Transcribe the entire listing faithfully; every line must match the original.

▼

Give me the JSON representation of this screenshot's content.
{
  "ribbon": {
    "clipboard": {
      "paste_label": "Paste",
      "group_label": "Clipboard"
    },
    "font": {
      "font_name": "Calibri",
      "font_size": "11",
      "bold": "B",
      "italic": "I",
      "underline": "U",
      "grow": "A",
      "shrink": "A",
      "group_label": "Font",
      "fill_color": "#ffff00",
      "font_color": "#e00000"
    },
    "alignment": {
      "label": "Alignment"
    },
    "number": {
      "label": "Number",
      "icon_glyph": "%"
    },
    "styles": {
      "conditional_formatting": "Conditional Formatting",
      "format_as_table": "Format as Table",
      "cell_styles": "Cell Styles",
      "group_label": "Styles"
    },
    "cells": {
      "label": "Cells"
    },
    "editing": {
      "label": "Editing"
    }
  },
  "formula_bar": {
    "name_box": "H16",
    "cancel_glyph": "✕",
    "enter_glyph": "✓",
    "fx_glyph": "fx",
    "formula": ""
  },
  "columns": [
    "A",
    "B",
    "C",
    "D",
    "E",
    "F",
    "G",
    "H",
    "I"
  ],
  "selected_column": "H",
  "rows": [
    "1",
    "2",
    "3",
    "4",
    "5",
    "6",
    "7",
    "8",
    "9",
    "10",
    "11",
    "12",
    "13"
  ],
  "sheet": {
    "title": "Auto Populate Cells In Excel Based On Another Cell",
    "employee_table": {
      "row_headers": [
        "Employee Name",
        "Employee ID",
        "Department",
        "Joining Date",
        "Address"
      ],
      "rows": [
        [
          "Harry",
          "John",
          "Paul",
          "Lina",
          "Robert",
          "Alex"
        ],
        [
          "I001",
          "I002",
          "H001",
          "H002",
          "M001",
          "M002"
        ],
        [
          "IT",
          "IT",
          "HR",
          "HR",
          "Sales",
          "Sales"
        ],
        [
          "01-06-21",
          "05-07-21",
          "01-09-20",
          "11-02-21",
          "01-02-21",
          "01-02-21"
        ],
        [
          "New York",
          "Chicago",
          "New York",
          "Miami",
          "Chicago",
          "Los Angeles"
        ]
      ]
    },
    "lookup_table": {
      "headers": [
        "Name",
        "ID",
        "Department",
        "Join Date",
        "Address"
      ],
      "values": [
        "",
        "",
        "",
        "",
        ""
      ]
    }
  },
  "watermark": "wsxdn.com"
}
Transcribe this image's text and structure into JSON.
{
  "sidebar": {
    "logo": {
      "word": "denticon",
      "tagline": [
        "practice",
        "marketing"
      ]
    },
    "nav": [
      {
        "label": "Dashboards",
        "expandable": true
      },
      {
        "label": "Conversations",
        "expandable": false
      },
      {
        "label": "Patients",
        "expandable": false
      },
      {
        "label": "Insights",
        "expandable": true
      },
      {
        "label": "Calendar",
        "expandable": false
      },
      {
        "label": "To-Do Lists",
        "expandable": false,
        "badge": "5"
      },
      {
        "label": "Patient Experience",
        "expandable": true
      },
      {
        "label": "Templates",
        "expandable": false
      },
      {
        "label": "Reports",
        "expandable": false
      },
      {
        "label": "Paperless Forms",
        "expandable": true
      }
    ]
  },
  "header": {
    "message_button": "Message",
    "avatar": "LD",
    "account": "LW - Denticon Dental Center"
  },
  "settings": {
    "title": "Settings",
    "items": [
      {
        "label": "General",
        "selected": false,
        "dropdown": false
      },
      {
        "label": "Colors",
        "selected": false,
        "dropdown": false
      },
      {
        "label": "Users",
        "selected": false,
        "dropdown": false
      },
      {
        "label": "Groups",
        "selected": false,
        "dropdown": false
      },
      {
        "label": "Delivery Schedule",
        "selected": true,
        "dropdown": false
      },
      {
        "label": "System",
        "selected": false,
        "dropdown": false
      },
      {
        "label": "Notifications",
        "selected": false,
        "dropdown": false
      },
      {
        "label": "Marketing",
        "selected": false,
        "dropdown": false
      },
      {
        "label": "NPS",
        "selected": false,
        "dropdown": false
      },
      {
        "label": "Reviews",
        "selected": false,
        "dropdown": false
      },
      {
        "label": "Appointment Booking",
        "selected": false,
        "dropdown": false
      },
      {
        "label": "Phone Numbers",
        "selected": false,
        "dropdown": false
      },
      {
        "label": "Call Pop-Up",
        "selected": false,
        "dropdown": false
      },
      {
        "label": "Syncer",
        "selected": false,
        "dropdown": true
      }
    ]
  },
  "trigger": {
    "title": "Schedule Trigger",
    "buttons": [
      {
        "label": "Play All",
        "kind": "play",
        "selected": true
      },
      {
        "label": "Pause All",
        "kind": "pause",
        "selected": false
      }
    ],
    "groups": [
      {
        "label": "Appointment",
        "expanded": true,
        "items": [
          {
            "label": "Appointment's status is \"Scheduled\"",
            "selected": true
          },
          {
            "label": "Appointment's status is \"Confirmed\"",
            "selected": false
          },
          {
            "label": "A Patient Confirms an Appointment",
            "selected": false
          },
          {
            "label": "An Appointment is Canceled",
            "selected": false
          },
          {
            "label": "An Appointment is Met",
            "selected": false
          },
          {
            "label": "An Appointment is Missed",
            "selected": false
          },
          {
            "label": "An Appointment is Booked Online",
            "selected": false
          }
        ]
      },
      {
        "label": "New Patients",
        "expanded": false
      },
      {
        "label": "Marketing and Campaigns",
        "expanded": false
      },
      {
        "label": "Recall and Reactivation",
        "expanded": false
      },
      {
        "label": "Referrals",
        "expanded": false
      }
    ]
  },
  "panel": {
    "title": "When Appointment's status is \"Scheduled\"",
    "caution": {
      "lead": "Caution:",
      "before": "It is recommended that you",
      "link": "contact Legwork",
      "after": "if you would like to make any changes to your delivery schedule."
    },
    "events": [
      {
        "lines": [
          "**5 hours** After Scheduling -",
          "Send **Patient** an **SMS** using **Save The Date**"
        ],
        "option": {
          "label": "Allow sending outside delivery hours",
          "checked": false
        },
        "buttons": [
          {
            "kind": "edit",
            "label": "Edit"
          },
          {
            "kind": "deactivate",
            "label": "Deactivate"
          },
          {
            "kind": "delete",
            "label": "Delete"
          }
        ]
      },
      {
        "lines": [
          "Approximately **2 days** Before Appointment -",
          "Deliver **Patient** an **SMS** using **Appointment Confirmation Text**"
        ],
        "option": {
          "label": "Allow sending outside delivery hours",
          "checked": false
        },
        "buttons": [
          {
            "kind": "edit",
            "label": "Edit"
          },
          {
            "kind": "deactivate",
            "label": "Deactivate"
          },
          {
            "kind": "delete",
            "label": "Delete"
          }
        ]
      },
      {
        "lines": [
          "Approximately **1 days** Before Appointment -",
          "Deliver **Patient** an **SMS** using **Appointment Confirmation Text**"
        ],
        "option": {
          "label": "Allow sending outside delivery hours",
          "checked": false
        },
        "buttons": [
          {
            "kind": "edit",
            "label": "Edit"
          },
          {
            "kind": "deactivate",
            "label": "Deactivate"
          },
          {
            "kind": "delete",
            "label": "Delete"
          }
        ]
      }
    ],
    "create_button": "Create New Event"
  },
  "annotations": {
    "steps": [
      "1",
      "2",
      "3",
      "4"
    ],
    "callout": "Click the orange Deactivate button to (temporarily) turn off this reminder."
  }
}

▲

WRITTEN ANSWER:
Give me the JSON representation of this screenshot's content.
{
  "ribbon": {
    "clipboard": {
      "paste_label": "Paste",
      "group_label": "Clipboard"
    },
    "font": {
      "font_name": "Calibri",
      "font_size": "11",
      "bold": "B",
      "italic": "I",
      "underline": "U",
      "grow": "A",
      "shrink": "A",
      "group_label": "Font",
      "fill_color": "#ffff00",
      "font_color": "#e00000"
    },
    "alignment": {
      "label": "Alignment"
    },
    "number": {
      "label": "Number",
      "icon_glyph": "%"
    },
    "styles": {
      "conditional_formatting": "Conditional Formatting",
      "format_as_table": "Format as Table",
      "cell_styles": "Cell Styles",
      "group_label": "Styles"
    },
    "cells": {
      "label": "Cells"
    },
    "editing": {
      "label": "Editing"
    }
  },
  "formula_bar": {
    "name_box": "H16",
    "cancel_glyph": "✕",
    "enter_glyph": "✓",
    "fx_glyph": "fx",
    "formula": ""
  },
  "columns": [
    "A",
    "B",
    "C",
    "D",
    "E",
    "F",
    "G",
    "H",
    "I"
  ],
  "selected_column": "H",
  "rows": [
    "1",
    "2",
    "3",
    "4",
    "5",
    "6",
    "7",
    "8",
    "9",
    "10",
    "11",
    "12",
    "13"
  ],
  "sheet": {
    "title": "Auto Populate Cells In Excel Based On Another Cell",
    "employee_table": {
      "row_headers": [
        "Employee Name",
        "Employee ID",
        "Department",
        "Joining Date",
        "Address"
      ],
      "rows": [
        [
          "Harry",
          "John",
          "Paul",
          "Lina",
          "Robert",
          "Alex"
        ],
        [
          "I001",
          "I002",
          "H001",
          "H002",
          "M001",
          "M002"
        ],
        [
          "IT",
          "IT",
          "HR",
          "HR",
          "Sales",
          "Sales"
        ],
        [
          "01-06-21",
          "05-07-21",
          "01-09-20",
          "11-02-21",
          "01-02-21",
          "01-02-21"
        ],
        [
          "New York",
          "Chicago",
          "New York",
          "Miami",
          "Chicago",
          "Los Angeles"
        ]
      ]
    },
    "lookup_table": {
      "headers": [
        "Name",
        "ID",
        "Department",
        "Join Date",
        "Address"
      ],
      "values": [
        "",
        "",
        "",
        "",
        ""
      ]
    }
  },
  "watermark": "wsxdn.com"
}
Transcribe this image's text and structure into JSON.
{
  "sidebar": {
    "logo": {
      "word": "denticon",
      "tagline": [
        "practice",
        "marketing"
      ]
    },
    "nav": [
      {
        "label": "Dashboards",
        "expandable": true
      },
      {
        "label": "Conversations",
        "expandable": false
      },
      {
        "label": "Patients",
        "expandable": false
      },
      {
        "label": "Insights",
        "expandable": true
      },
      {
        "label": "Calendar",
        "expandable": false
      },
      {
        "label": "To-Do Lists",
        "expandable": false,
        "badge": "5"
      },
      {
        "label": "Patient Experience",
        "expandable": true
      },
      {
        "label": "Templates",
        "expandable": false
      },
      {
        "label": "Reports",
        "expandable": false
      },
      {
        "label": "Paperless Forms",
        "expandable": true
      }
    ]
  },
  "header": {
    "message_button": "Message",
    "avatar": "LD",
    "account": "LW - Denticon Dental Center"
  },
  "settings": {
    "title": "Settings",
    "items": [
      {
        "label": "General",
        "selected": false,
        "dropdown": false
      },
      {
        "label": "Colors",
        "selected": false,
        "dropdown": false
      },
      {
        "label": "Users",
        "selected": false,
        "dropdown": false
      },
      {
        "label": "Groups",
        "selected": false,
        "dropdown": false
      },
      {
        "label": "Delivery Schedule",
        "selected": true,
        "dropdown": false
      },
      {
        "label": "System",
        "selected": false,
        "dropdown": false
      },
      {
        "label": "Notifications",
        "selected": false,
        "dropdown": false
      },
      {
        "label": "Marketing",
        "selected": false,
        "dropdown": false
      },
      {
        "label": "NPS",
        "selected": false,
        "dropdown": false
      },
      {
        "label": "Reviews",
        "selected": false,
        "dropdown": false
      },
      {
        "label": "Appointment Booking",
        "selected": false,
        "dropdown": false
      },
      {
        "label": "Phone Numbers",
        "selected": false,
        "dropdown": false
      },
      {
        "label": "Call Pop-Up",
        "selected": false,
        "dropdown": false
      },
      {
        "label": "Syncer",
        "selected": false,
        "dropdown": true
      }
    ]
  },
  "trigger": {
    "title": "Schedule Trigger",
    "buttons": [
      {
        "label": "Play All",
        "kind": "play",
        "selected": true
      },
      {
        "label": "Pause All",
        "kind": "pause",
        "selected": false
      }
    ],
    "groups": [
      {
        "label": "Appointment",
        "expanded": true,
        "items": [
          {
            "label": "Appointment's status is \"Scheduled\"",
            "selected": true
          },
          {
            "label": "Appointment's status is \"Confirmed\"",
            "selected": false
          },
          {
            "label": "A Patient Confirms an Appointment",
            "selected": false
          },
          {
            "label": "An Appointment is Canceled",
            "selected": false
          },
          {
            "label": "An Appointment is Met",
            "selected": false
          },
          {
            "label": "An Appointment is Missed",
            "selected": false
          },
          {
            "label": "An Appointment is Booked Online",
            "selected": false
          }
        ]
      },
      {
        "label": "New Patients",
        "expanded": false
      },
      {
        "label": "Marketing and Campaigns",
        "expanded": false
      },
      {
        "label": "Recall and Reactivation",
        "expanded": false
      },
      {
        "label": "Referrals",
        "expanded": false
      }
    ]
  },
  "panel": {
    "title": "When Appointment's status is \"Scheduled\"",
    "caution": {
      "lead": "Caution:",
      "before": "It is recommended that you",
      "link": "contact Legwork",
      "after": "if you would like to make any changes to your delivery schedule."
    },
    "events": [
      {
        "lines": [
          "**5 hours** After Scheduling -",
          "Send **Patient** an **SMS** using **Save The Date**"
        ],
        "option": {
          "label": "Allow sending outside delivery hours",
          "checked": false
        },
        "buttons": [
          {
            "kind": "edit",
            "label": "Edit"
          },
          {
            "kind": "deactivate",
            "label": "Deactivate"
          },
          {
            "kind": "delete",
            "label": "Delete"
          }
        ]
      },
      {
        "lines": [
          "Approximately **2 days** Before Appointment -",
          "Deliver **Patient** an **SMS** using **Appointment Confirmation Text**"
        ],
        "option": {
          "label": "Allow sending outside delivery hours",
          "checked": false
        },
        "buttons": [
          {
            "kind": "edit",
            "label": "Edit"
          },
          {
            "kind": "deactivate",
            "label": "Deactivate"
          },
          {
            "kind": "delete",
            "label": "Delete"
          }
        ]
      },
      {
        "lines": [
          "Approximately **1 days** Before Appointment -",
          "Deliver **Patient** an **SMS** using **Appointment Confirmation Text**"
        ],
        "option": {
          "label": "Allow sending outside delivery hours",
          "checked": false
        },
        "buttons": [
          {
            "kind": "edit",
            "label": "Edit"
          },
          {
            "kind": "deactivate",
            "label": "Deactivate"
          },
          {
            "kind": "delete",
            "label": "Delete"
          }
        ]
      }
    ],
    "create_button": "Create New Event"
  },
  "annotations": {
    "steps": [
      "1",
      "2",
      "3",
      "4"
    ],
    "callout": "Click the orange Deactivate button to (temporarily) turn off this reminder."
  }
}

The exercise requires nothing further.